* **What to do**
Copy out all the records exactly.

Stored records
● ● ● ● ● ● ●
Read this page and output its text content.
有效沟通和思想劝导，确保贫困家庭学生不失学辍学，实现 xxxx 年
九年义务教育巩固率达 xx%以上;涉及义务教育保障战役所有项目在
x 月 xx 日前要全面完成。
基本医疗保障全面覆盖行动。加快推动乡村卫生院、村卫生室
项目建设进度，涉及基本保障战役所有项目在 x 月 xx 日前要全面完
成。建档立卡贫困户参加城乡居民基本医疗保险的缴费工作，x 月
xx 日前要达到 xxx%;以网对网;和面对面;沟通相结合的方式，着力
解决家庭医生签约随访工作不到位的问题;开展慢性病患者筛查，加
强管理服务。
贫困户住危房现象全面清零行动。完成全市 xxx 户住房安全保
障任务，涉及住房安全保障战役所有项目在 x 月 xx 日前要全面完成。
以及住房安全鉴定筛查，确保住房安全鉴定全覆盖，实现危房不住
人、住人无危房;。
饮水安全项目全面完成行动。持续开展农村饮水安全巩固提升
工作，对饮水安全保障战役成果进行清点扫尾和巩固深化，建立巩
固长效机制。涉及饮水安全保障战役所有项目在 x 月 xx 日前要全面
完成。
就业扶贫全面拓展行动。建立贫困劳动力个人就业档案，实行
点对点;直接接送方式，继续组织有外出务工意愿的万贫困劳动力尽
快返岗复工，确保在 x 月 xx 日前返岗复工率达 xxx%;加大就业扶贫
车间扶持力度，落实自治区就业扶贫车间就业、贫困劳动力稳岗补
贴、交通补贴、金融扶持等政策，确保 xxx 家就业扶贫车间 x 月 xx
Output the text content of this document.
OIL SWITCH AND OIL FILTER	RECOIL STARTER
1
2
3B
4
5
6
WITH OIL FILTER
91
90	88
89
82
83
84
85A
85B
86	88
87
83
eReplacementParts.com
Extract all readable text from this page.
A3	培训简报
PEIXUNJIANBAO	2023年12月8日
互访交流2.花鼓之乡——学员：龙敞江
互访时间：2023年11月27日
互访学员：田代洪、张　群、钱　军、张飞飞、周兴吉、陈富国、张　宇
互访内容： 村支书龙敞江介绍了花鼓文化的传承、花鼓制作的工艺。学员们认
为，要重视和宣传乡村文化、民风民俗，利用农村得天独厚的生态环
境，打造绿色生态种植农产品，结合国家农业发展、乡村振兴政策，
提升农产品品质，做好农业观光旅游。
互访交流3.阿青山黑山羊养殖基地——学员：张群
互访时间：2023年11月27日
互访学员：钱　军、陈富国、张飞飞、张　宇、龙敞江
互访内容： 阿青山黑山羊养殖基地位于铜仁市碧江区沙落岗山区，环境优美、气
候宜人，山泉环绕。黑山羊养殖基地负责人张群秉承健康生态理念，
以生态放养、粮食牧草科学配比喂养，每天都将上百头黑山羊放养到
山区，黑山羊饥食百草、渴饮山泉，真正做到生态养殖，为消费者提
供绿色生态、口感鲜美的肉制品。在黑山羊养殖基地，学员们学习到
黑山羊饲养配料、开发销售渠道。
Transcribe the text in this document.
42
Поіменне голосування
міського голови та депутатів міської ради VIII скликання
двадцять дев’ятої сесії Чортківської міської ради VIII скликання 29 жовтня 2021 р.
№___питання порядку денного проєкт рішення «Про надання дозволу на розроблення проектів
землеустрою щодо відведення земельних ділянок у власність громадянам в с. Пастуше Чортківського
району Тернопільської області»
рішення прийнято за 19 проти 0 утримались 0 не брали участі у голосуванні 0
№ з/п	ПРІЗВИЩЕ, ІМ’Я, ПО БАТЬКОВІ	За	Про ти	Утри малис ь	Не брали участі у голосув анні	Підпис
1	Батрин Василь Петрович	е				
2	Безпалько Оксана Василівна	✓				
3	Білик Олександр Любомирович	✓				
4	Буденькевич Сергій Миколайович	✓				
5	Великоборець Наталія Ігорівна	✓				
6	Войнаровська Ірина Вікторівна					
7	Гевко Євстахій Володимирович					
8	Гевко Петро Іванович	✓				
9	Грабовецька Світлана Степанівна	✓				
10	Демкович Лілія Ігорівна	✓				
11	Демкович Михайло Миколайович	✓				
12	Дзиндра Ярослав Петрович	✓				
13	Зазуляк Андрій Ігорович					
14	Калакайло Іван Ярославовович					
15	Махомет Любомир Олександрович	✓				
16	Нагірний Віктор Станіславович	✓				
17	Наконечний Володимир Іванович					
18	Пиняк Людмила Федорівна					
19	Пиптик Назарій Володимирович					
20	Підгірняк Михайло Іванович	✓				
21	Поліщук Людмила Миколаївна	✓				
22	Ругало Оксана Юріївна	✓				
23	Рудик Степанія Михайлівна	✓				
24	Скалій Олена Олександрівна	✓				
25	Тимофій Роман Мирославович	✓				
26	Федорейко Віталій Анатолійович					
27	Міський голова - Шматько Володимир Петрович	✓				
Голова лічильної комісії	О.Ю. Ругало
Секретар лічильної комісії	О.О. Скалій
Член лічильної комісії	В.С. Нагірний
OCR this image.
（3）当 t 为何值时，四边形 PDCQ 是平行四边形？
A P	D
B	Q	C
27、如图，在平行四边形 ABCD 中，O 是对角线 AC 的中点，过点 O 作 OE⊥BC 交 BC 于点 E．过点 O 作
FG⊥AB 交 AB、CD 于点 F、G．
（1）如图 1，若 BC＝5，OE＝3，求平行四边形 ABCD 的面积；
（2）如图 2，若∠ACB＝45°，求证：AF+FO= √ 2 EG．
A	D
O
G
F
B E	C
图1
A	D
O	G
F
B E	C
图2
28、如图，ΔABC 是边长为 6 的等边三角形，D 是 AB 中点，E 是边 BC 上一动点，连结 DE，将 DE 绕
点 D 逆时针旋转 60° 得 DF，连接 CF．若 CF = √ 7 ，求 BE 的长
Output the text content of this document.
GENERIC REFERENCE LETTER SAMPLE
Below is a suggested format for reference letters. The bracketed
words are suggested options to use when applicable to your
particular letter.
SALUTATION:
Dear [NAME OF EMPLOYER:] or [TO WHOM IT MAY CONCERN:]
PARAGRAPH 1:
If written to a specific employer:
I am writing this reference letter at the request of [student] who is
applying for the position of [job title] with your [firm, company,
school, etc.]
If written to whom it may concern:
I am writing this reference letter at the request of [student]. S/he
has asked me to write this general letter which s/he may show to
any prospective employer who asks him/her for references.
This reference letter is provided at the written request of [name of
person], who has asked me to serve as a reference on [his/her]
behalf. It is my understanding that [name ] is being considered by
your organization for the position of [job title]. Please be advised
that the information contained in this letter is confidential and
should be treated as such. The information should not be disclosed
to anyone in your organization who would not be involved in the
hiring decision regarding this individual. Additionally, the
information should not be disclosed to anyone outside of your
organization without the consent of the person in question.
● ● ● ● ● ● ●
* **Task output**
Read this page and output its text content.
有效沟通和思想劝导，确保贫困家庭学生不失学辍学，实现 xxxx 年
九年义务教育巩固率达 xx%以上;涉及义务教育保障战役所有项目在
x 月 xx 日前要全面完成。
基本医疗保障全面覆盖行动。加快推动乡村卫生院、村卫生室
项目建设进度，涉及基本保障战役所有项目在 x 月 xx 日前要全面完
成。建档立卡贫困户参加城乡居民基本医疗保险的缴费工作，x 月
xx 日前要达到 xxx%;以网对网;和面对面;沟通相结合的方式，着力
解决家庭医生签约随访工作不到位的问题;开展慢性病患者筛查，加
强管理服务。
贫困户住危房现象全面清零行动。完成全市 xxx 户住房安全保
障任务，涉及住房安全保障战役所有项目在 x 月 xx 日前要全面完成。
以及住房安全鉴定筛查，确保住房安全鉴定全覆盖，实现危房不住
人、住人无危房;。
饮水安全项目全面完成行动。持续开展农村饮水安全巩固提升
工作，对饮水安全保障战役成果进行清点扫尾和巩固深化，建立巩
固长效机制。涉及饮水安全保障战役所有项目在 x 月 xx 日前要全面
完成。
就业扶贫全面拓展行动。建立贫困劳动力个人就业档案，实行
点对点;直接接送方式，继续组织有外出务工意愿的万贫困劳动力尽
快返岗复工，确保在 x 月 xx 日前返岗复工率达 xxx%;加大就业扶贫
车间扶持力度，落实自治区就业扶贫车间就业、贫困劳动力稳岗补
贴、交通补贴、金融扶持等政策，确保 xxx 家就业扶贫车间 x 月 xx
Output the text content of this document.
OIL SWITCH AND OIL FILTER	RECOIL STARTER
1
2
3B
4
5
6
WITH OIL FILTER
91
90	88
89
82
83
84
85A
85B
86	88
87
83
eReplacementParts.com
Extract all readable text from this page.
A3	培训简报
PEIXUNJIANBAO	2023年12月8日
互访交流2.花鼓之乡——学员：龙敞江
互访时间：2023年11月27日
互访学员：田代洪、张　群、钱　军、张飞飞、周兴吉、陈富国、张　宇
互访内容： 村支书龙敞江介绍了花鼓文化的传承、花鼓制作的工艺。学员们认
为，要重视和宣传乡村文化、民风民俗，利用农村得天独厚的生态环
境，打造绿色生态种植农产品，结合国家农业发展、乡村振兴政策，
提升农产品品质，做好农业观光旅游。
互访交流3.阿青山黑山羊养殖基地——学员：张群
互访时间：2023年11月27日
互访学员：钱　军、陈富国、张飞飞、张　宇、龙敞江
互访内容： 阿青山黑山羊养殖基地位于铜仁市碧江区沙落岗山区，环境优美、气
候宜人，山泉环绕。黑山羊养殖基地负责人张群秉承健康生态理念，
以生态放养、粮食牧草科学配比喂养，每天都将上百头黑山羊放养到
山区，黑山羊饥食百草、渴饮山泉，真正做到生态养殖，为消费者提
供绿色生态、口感鲜美的肉制品。在黑山羊养殖基地，学员们学习到
黑山羊饲养配料、开发销售渠道。
Transcribe the text in this document.
42
Поіменне голосування
міського голови та депутатів міської ради VIII скликання
двадцять дев’ятої сесії Чортківської міської ради VIII скликання 29 жовтня 2021 р.
№___питання порядку денного проєкт рішення «Про надання дозволу на розроблення проектів
землеустрою щодо відведення земельних ділянок у власність громадянам в с. Пастуше Чортківського
району Тернопільської області»
рішення прийнято за 19 проти 0 утримались 0 не брали участі у голосуванні 0
№ з/п	ПРІЗВИЩЕ, ІМ’Я, ПО БАТЬКОВІ	За	Про ти	Утри малис ь	Не брали участі у голосув анні	Підпис
1	Батрин Василь Петрович	е				
2	Безпалько Оксана Василівна	✓				
3	Білик Олександр Любомирович	✓				
4	Буденькевич Сергій Миколайович	✓				
5	Великоборець Наталія Ігорівна	✓				
6	Войнаровська Ірина Вікторівна					
7	Гевко Євстахій Володимирович					
8	Гевко Петро Іванович	✓				
9	Грабовецька Світлана Степанівна	✓				
10	Демкович Лілія Ігорівна	✓				
11	Демкович Михайло Миколайович	✓				
12	Дзиндра Ярослав Петрович	✓				
13	Зазуляк Андрій Ігорович					
14	Калакайло Іван Ярославовович					
15	Махомет Любомир Олександрович	✓				
16	Нагірний Віктор Станіславович	✓				
17	Наконечний Володимир Іванович					
18	Пиняк Людмила Федорівна					
19	Пиптик Назарій Володимирович					
20	Підгірняк Михайло Іванович	✓				
21	Поліщук Людмила Миколаївна	✓				
22	Ругало Оксана Юріївна	✓				
23	Рудик Степанія Михайлівна	✓				
24	Скалій Олена Олександрівна	✓				
25	Тимофій Роман Мирославович	✓				
26	Федорейко Віталій Анатолійович					
27	Міський голова - Шматько Володимир Петрович	✓				
Голова лічильної комісії	О.Ю. Ругало
Секретар лічильної комісії	О.О. Скалій
Член лічильної комісії	В.С. Нагірний
OCR this image.
（3）当 t 为何值时，四边形 PDCQ 是平行四边形？
A P	D
B	Q	C
27、如图，在平行四边形 ABCD 中，O 是对角线 AC 的中点，过点 O 作 OE⊥BC 交 BC 于点 E．过点 O 作
FG⊥AB 交 AB、CD 于点 F、G．
（1）如图 1，若 BC＝5，OE＝3，求平行四边形 ABCD 的面积；
（2）如图 2，若∠ACB＝45°，求证：AF+FO= √ 2 EG．
A	D
O
G
F
B E	C
图1
A	D
O	G
F
B E	C
图2
28、如图，ΔABC 是边长为 6 的等边三角形，D 是 AB 中点，E 是边 BC 上一动点，连结 DE，将 DE 绕
点 D 逆时针旋转 60° 得 DF，连接 CF．若 CF = √ 7 ，求 BE 的长
Output the text content of this document.
GENERIC REFERENCE LETTER SAMPLE
Below is a suggested format for reference letters. The bracketed
words are suggested options to use when applicable to your
particular letter.
SALUTATION:
Dear [NAME OF EMPLOYER:] or [TO WHOM IT MAY CONCERN:]
PARAGRAPH 1:
If written to a specific employer:
I am writing this reference letter at the request of [student] who is
applying for the position of [job title] with your [firm, company,
school, etc.]
If written to whom it may concern:
I am writing this reference letter at the request of [student]. S/he
has asked me to write this general letter which s/he may show to
any prospective employer who asks him/her for references.
This reference letter is provided at the written request of [name of
person], who has asked me to serve as a reference on [his/her]
behalf. It is my understanding that [name ] is being considered by
your organization for the position of [job title]. Please be advised
that the information contained in this letter is confidential and
should be treated as such. The information should not be disclosed
to anyone in your organization who would not be involved in the
hiring decision regarding this individual. Additionally, the
information should not be disclosed to anyone outside of your
organization without the consent of the person in question.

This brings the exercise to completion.